Required work
Please rewrite the rows below with every "category-label" changed to "material-label". Keep everything else the same.

Region and label listings
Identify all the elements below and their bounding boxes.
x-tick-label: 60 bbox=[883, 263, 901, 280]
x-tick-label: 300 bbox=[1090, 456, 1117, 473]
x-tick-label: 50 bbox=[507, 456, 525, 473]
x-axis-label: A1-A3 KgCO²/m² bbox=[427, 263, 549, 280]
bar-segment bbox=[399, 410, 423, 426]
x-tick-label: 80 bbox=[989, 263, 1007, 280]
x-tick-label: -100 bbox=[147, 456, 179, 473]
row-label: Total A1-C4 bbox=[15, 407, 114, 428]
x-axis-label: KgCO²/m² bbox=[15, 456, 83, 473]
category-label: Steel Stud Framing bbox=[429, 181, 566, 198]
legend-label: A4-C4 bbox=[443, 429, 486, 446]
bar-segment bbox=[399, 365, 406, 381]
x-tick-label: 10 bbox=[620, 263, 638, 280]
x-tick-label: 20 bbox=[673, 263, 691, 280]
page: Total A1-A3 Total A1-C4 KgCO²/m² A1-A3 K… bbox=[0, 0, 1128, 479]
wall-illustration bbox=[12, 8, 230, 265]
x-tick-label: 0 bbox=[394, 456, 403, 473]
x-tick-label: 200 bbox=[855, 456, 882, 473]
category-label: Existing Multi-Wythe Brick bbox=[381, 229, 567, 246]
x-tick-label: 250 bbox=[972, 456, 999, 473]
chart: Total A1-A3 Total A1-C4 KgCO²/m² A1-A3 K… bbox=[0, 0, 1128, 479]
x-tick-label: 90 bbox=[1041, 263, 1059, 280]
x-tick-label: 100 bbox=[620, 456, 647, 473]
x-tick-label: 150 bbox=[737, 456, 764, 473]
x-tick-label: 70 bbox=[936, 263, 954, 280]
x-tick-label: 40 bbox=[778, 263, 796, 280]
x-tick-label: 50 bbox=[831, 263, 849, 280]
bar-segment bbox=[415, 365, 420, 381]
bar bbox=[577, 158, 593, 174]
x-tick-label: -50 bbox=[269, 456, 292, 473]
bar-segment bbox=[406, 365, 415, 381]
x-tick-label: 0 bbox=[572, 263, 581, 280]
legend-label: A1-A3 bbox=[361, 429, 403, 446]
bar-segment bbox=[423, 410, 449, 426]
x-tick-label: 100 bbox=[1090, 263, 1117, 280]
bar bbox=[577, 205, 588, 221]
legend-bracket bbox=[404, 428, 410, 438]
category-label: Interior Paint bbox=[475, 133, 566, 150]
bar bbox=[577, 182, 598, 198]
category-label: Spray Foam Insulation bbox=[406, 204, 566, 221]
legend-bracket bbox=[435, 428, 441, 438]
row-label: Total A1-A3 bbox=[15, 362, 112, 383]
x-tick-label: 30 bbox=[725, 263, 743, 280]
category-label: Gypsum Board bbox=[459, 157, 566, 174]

Response
Identify all the elements below and their bounding boxes.
x-tick-label: 60 bbox=[883, 263, 901, 280]
x-tick-label: 300 bbox=[1090, 456, 1117, 473]
x-tick-label: 50 bbox=[507, 456, 525, 473]
x-axis-label: A1-A3 KgCO²/m² bbox=[427, 263, 549, 280]
bar-segment bbox=[399, 410, 423, 426]
x-tick-label: 80 bbox=[989, 263, 1007, 280]
x-tick-label: -100 bbox=[147, 456, 179, 473]
row-label: Total A1-C4 bbox=[15, 407, 114, 428]
x-axis-label: KgCO²/m² bbox=[15, 456, 83, 473]
material-label: Steel Stud Framing bbox=[429, 181, 566, 198]
legend-label: A4-C4 bbox=[443, 429, 486, 446]
bar-segment bbox=[399, 365, 406, 381]
x-tick-label: 10 bbox=[620, 263, 638, 280]
x-tick-label: 20 bbox=[673, 263, 691, 280]
page: Total A1-A3 Total A1-C4 KgCO²/m² A1-A3 K… bbox=[0, 0, 1128, 479]
wall-illustration bbox=[12, 8, 230, 265]
x-tick-label: 0 bbox=[394, 456, 403, 473]
x-tick-label: 200 bbox=[855, 456, 882, 473]
material-label: Existing Multi-Wythe Brick bbox=[381, 229, 567, 246]
x-tick-label: 250 bbox=[972, 456, 999, 473]
chart: Total A1-A3 Total A1-C4 KgCO²/m² A1-A3 K… bbox=[0, 0, 1128, 479]
x-tick-label: 90 bbox=[1041, 263, 1059, 280]
x-tick-label: 100 bbox=[620, 456, 647, 473]
x-tick-label: 150 bbox=[737, 456, 764, 473]
x-tick-label: 70 bbox=[936, 263, 954, 280]
x-tick-label: 40 bbox=[778, 263, 796, 280]
x-tick-label: 50 bbox=[831, 263, 849, 280]
bar-segment bbox=[415, 365, 420, 381]
bar bbox=[577, 158, 593, 174]
x-tick-label: -50 bbox=[269, 456, 292, 473]
bar-segment bbox=[406, 365, 415, 381]
x-tick-label: 0 bbox=[572, 263, 581, 280]
legend-label: A1-A3 bbox=[361, 429, 403, 446]
bar-segment bbox=[423, 410, 449, 426]
x-tick-label: 100 bbox=[1090, 263, 1117, 280]
bar bbox=[577, 205, 588, 221]
legend-bracket bbox=[404, 428, 410, 438]
material-label: Interior Paint bbox=[475, 133, 566, 150]
bar bbox=[577, 182, 598, 198]
material-label: Spray Foam Insulation bbox=[406, 204, 566, 221]
legend-bracket bbox=[435, 428, 441, 438]
row-label: Total A1-A3 bbox=[15, 362, 112, 383]
x-tick-label: 30 bbox=[725, 263, 743, 280]
material-label: Gypsum Board bbox=[459, 157, 566, 174]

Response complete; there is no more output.